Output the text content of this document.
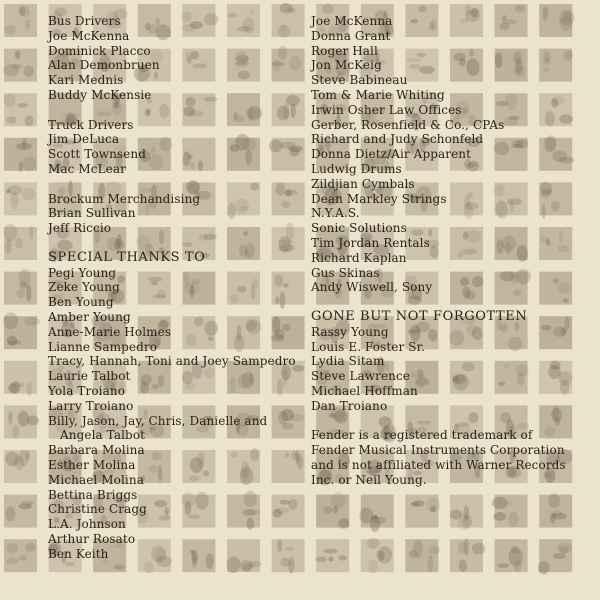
Bus Drivers
Joe McKenna
Dominick Placco
Alan Demonbruen
Kari Mednis
Buddy McKensie
Truck Drivers
Jim DeLuca
Scott Townsend
Mac McLear
Brockum Merchandising
Brian Sullivan
Jeff Riccio
SPECIAL THANKS TO
Pegi Young
Zeke Young
Ben Young
Amber Young
Anne-Marie Holmes
Lianne Sampedro
Tracy, Hannah, Toni and Joey Sampedro
Laurie Talbot
Yola Troiano
Larry Troiano
Billy, Jason, Jay, Chris, Danielle and
Angela Talbot
Barbara Molina
Esther Molina
Michael Molina
Bettina Briggs
Christine Cragg
L.A. Johnson
Arthur Rosato
Ben Keith
Joe McKenna
Donna Grant
Roger Hall
Jon McKeig
Steve Babineau
Tom & Marie Whiting
Irwin Osher Law Offices
Gerber, Rosenfield & Co., CPAs
Richard and Judy Schonfeld
Donna Dietz/Air Apparent
Ludwig Drums
Zildjian Cymbals
Dean Markley Strings
N.Y.A.S.
Sonic Solutions
Tim Jordan Rentals
Richard Kaplan
Gus Skinas
Andy Wiswell, Sony
GONE BUT NOT FORGOTTEN
Rassy Young
Louis E. Foster Sr.
Lydia Sitam
Steve Lawrence
Michael Hoffman
Dan Troiano
Fender is a registered trademark of
Fender Musical Instruments Corporation
and is not affiliated with Warner Records
Inc. or Neil Young.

========================

For this exercise, gather every line of the data that contains the word "Richard".

Richard and Judy Schonfeld
Richard Kaplan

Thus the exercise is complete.